[Data entries]
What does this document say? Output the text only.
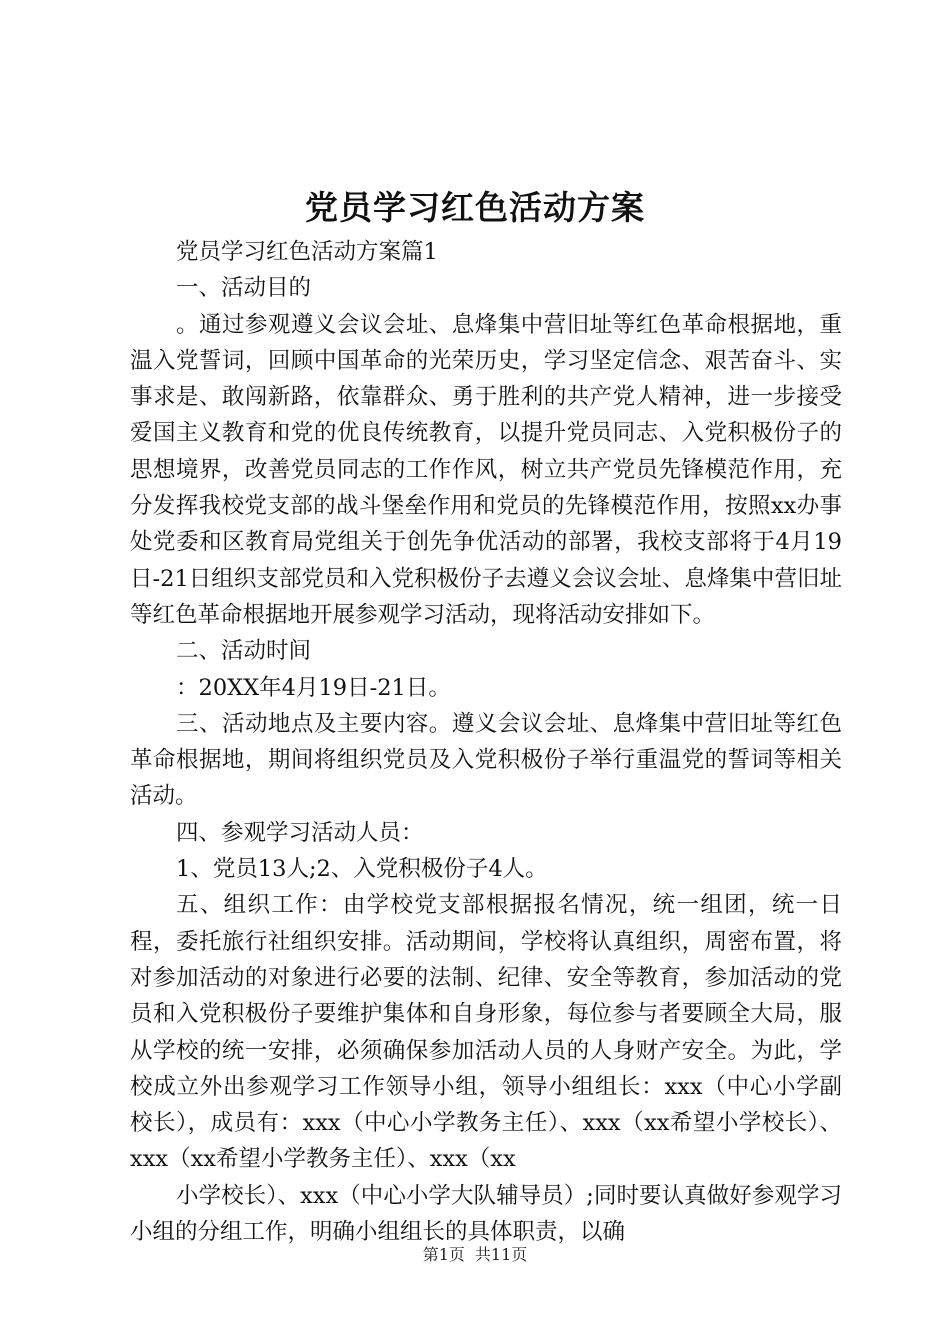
党员学习红色活动方案

党员学习红色活动方案篇1

一、活动目的

。通过参观遵义会议会址、息烽集中营旧址等红色革命根据地，重温入党誓词，回顾中国革命的光荣历史，学习坚定信念、艰苦奋斗、实事求是、敢闯新路，依靠群众、勇于胜利的共产党人精神，进一步接受爱国主义教育和党的优良传统教育，以提升党员同志、入党积极份子的思想境界，改善党员同志的工作作风，树立共产党员先锋模范作用，充分发挥我校党支部的战斗堡垒作用和党员的先锋模范作用，按照xx办事处党委和区教育局党组关于创先争优活动的部署，我校支部将于4月19日-21日组织支部党员和入党积极份子去遵义会议会址、息烽集中营旧址等红色革命根据地开展参观学习活动，现将活动安排如下。

二、活动时间

：20XX年4月19日-21日。

三、活动地点及主要内容。遵义会议会址、息烽集中营旧址等红色革命根据地，期间将组织党员及入党积极份子举行重温党的誓词等相关活动。

四、参观学习活动人员：

1、党员13人;2、入党积极份子4人。

五、组织工作：由学校党支部根据报名情况，统一组团，统一日程，委托旅行社组织安排。活动期间，学校将认真组织，周密布置，将对参加活动的对象进行必要的法制、纪律、安全等教育，参加活动的党员和入党积极份子要维护集体和自身形象，每位参与者要顾全大局，服从学校的统一安排，必须确保参加活动人员的人身财产安全。为此，学校成立外出参观学习工作领导小组，领导小组组长：xxx（中心小学副校长），成员有：xxx（中心小学教务主任）、xxx（xx希望小学校长）、xxx（xx希望小学教务主任）、xxx（xx

小学校长）、xxx（中心小学大队辅导员）;同时要认真做好参观学习小组的分组工作，明确小组组长的具体职责，以确

第1页 共11页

▶ _Task to carry out_
Copy the listing over exactly, skipping the pictures it holds.

▶ _Solution_
What does this document say? Output the text only.
党员学习红色活动方案

党员学习红色活动方案篇1

一、活动目的

。通过参观遵义会议会址、息烽集中营旧址等红色革命根据地，重温入党誓词，回顾中国革命的光荣历史，学习坚定信念、艰苦奋斗、实事求是、敢闯新路，依靠群众、勇于胜利的共产党人精神，进一步接受爱国主义教育和党的优良传统教育，以提升党员同志、入党积极份子的思想境界，改善党员同志的工作作风，树立共产党员先锋模范作用，充分发挥我校党支部的战斗堡垒作用和党员的先锋模范作用，按照xx办事处党委和区教育局党组关于创先争优活动的部署，我校支部将于4月19日-21日组织支部党员和入党积极份子去遵义会议会址、息烽集中营旧址等红色革命根据地开展参观学习活动，现将活动安排如下。

二、活动时间

：20XX年4月19日-21日。

三、活动地点及主要内容。遵义会议会址、息烽集中营旧址等红色革命根据地，期间将组织党员及入党积极份子举行重温党的誓词等相关活动。

四、参观学习活动人员：

1、党员13人;2、入党积极份子4人。

五、组织工作：由学校党支部根据报名情况，统一组团，统一日程，委托旅行社组织安排。活动期间，学校将认真组织，周密布置，将对参加活动的对象进行必要的法制、纪律、安全等教育，参加活动的党员和入党积极份子要维护集体和自身形象，每位参与者要顾全大局，服从学校的统一安排，必须确保参加活动人员的人身财产安全。为此，学校成立外出参观学习工作领导小组，领导小组组长：xxx（中心小学副校长），成员有：xxx（中心小学教务主任）、xxx（xx希望小学校长）、xxx（xx希望小学教务主任）、xxx（xx

小学校长）、xxx（中心小学大队辅导员）;同时要认真做好参观学习小组的分组工作，明确小组组长的具体职责，以确

第1页 共11页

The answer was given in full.